Stored data:
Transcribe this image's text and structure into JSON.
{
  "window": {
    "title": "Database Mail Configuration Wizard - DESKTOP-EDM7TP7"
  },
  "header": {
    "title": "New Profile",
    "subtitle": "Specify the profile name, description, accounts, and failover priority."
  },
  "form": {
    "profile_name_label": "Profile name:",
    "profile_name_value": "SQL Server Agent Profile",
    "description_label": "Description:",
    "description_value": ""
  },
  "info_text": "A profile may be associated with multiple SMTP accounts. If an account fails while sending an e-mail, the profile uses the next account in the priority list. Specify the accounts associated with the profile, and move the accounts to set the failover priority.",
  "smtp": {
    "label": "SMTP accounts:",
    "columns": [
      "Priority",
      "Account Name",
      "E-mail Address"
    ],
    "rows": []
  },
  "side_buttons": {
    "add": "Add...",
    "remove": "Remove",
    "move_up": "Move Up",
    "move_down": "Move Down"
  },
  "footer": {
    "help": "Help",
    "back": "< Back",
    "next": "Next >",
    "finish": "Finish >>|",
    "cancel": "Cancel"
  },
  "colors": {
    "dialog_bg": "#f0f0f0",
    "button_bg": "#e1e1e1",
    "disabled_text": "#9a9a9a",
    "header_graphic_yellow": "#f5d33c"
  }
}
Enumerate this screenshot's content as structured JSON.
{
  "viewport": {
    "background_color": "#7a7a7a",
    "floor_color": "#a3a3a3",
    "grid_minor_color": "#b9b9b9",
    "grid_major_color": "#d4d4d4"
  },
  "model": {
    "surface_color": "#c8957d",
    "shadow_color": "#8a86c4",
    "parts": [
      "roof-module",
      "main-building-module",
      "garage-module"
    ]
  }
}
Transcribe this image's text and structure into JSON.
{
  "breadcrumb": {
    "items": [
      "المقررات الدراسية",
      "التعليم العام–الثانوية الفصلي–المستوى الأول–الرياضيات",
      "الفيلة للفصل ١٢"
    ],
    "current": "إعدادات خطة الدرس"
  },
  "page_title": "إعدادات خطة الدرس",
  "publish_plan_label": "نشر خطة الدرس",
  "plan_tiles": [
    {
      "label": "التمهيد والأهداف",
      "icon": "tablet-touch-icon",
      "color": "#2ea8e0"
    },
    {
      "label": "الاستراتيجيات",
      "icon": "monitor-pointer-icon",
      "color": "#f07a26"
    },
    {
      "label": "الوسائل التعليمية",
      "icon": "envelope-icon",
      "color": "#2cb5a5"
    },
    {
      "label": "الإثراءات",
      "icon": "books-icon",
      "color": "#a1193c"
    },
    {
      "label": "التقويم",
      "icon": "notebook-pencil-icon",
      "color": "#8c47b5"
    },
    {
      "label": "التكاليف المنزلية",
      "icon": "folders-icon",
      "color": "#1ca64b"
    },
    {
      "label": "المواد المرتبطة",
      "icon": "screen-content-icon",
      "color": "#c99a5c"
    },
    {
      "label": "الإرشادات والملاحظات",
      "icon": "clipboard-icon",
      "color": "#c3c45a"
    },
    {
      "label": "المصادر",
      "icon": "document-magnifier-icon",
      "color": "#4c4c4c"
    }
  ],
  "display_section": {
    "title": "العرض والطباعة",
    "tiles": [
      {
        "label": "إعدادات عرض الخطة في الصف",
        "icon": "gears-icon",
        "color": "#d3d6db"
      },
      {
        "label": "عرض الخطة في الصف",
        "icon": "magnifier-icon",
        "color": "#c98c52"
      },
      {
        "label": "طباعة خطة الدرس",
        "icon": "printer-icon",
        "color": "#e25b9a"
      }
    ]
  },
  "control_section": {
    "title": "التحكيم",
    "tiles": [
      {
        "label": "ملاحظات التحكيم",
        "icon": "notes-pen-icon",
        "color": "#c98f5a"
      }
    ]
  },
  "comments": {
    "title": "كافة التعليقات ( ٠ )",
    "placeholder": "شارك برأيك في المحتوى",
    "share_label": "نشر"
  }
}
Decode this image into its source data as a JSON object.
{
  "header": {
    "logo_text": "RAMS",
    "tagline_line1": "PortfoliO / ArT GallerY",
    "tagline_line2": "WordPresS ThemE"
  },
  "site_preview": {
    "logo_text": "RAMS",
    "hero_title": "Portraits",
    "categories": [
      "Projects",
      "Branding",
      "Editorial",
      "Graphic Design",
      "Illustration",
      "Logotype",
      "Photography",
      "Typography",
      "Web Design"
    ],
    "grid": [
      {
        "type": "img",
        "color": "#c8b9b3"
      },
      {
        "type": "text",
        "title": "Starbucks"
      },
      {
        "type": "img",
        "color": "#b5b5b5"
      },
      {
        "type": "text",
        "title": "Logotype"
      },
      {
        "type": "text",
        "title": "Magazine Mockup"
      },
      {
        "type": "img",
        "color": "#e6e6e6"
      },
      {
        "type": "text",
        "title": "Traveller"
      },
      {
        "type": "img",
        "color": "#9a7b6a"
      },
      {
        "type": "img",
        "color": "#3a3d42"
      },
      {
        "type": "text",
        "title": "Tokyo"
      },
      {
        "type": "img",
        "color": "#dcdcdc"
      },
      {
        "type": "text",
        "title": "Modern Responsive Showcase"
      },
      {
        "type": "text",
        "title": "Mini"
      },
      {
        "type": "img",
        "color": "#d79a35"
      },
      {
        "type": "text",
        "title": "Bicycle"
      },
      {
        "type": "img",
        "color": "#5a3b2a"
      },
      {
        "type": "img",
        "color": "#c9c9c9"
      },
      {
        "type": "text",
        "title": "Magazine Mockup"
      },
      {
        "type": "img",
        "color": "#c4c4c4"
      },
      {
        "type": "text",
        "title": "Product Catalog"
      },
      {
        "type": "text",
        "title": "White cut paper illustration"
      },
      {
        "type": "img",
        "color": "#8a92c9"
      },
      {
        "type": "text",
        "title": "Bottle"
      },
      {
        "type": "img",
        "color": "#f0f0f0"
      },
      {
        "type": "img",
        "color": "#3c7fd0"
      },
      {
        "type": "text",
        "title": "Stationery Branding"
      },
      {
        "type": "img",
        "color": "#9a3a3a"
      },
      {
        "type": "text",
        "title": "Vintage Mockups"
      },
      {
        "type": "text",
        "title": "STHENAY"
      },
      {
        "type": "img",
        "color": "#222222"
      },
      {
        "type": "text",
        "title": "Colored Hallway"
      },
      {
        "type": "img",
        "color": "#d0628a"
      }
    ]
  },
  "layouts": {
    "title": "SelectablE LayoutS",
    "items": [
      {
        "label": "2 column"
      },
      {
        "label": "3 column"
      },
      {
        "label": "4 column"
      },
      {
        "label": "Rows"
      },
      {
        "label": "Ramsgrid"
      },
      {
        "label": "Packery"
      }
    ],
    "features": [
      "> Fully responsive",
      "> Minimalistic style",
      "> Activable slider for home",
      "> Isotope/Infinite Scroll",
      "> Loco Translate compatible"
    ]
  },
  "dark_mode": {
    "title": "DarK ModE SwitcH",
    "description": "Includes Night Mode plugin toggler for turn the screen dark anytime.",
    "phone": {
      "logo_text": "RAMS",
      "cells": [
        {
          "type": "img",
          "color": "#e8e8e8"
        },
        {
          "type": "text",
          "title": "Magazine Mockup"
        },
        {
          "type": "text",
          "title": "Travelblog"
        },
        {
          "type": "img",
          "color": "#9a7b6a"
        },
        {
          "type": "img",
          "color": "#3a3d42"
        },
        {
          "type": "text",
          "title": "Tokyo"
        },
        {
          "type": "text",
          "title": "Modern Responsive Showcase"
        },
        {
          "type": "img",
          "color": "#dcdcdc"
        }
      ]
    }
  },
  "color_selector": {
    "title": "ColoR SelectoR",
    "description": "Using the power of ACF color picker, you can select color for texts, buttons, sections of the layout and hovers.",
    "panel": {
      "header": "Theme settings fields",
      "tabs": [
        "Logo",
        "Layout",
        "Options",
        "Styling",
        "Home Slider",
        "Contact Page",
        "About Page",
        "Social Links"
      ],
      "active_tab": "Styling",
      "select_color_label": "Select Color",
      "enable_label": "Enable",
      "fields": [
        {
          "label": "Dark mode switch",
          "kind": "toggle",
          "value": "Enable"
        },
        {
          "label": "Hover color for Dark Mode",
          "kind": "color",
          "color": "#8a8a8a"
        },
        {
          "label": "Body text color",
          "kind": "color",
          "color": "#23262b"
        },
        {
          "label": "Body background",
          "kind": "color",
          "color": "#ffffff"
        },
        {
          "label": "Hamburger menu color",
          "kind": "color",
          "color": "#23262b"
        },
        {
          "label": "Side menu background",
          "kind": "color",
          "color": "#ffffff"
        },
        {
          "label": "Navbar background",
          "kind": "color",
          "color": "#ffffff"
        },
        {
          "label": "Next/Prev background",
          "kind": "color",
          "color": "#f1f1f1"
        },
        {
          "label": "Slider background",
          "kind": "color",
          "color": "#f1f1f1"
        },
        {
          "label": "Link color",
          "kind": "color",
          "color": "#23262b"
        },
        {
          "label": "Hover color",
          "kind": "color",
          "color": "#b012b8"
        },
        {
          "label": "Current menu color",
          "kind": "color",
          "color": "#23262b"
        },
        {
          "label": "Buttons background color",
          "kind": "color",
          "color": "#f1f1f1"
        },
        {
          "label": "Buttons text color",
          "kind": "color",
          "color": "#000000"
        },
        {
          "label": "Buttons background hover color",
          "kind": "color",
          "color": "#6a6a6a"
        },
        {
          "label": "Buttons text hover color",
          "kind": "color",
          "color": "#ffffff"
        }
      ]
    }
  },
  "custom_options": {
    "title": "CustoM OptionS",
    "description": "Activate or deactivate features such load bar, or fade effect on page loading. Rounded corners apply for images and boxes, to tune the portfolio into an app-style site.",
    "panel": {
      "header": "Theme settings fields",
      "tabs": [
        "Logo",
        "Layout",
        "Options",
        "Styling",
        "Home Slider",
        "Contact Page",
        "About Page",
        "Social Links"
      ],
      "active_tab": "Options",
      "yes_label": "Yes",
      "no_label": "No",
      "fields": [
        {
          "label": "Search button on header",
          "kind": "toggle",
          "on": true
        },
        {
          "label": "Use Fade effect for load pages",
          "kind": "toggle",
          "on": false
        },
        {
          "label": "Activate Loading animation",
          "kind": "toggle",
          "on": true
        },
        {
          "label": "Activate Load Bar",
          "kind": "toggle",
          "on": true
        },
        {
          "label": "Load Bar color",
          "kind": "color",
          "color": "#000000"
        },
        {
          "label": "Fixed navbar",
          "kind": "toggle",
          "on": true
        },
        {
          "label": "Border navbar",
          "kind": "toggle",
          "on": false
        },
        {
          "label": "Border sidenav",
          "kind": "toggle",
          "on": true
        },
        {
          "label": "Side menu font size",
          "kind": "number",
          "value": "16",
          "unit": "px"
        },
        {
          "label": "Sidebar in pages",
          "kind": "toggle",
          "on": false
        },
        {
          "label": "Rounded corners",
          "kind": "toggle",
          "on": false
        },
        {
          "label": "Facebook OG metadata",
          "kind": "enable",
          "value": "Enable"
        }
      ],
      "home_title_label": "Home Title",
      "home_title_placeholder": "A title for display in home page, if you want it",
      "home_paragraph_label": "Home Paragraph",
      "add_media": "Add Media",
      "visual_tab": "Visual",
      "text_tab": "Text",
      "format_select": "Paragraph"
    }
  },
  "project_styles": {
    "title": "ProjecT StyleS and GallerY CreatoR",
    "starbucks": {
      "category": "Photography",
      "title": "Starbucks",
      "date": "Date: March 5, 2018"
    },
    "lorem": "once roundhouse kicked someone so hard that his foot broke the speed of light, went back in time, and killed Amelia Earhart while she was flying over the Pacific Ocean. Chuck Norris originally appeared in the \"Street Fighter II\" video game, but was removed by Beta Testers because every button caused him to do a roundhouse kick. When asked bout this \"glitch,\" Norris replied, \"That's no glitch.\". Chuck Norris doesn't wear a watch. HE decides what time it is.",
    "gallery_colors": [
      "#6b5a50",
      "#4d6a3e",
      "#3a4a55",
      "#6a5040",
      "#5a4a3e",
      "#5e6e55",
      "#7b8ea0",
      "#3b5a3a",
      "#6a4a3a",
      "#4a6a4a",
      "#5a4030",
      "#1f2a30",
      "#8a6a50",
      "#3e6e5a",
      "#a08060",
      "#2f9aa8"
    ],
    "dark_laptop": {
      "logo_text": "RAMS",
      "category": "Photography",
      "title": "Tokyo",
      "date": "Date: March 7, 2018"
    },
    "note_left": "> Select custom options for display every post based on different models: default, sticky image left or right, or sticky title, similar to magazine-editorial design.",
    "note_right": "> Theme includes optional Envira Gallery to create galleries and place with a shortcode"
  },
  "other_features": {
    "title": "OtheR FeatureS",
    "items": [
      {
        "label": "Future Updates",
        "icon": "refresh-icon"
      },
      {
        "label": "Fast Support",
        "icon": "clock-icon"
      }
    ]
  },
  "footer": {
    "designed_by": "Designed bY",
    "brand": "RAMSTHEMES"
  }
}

_WHAT THIS TASK INVOLVES_
Among the lines of the data above, determine how many contain the word "Specify". Report the number alone.

_FINISHED TASK_
2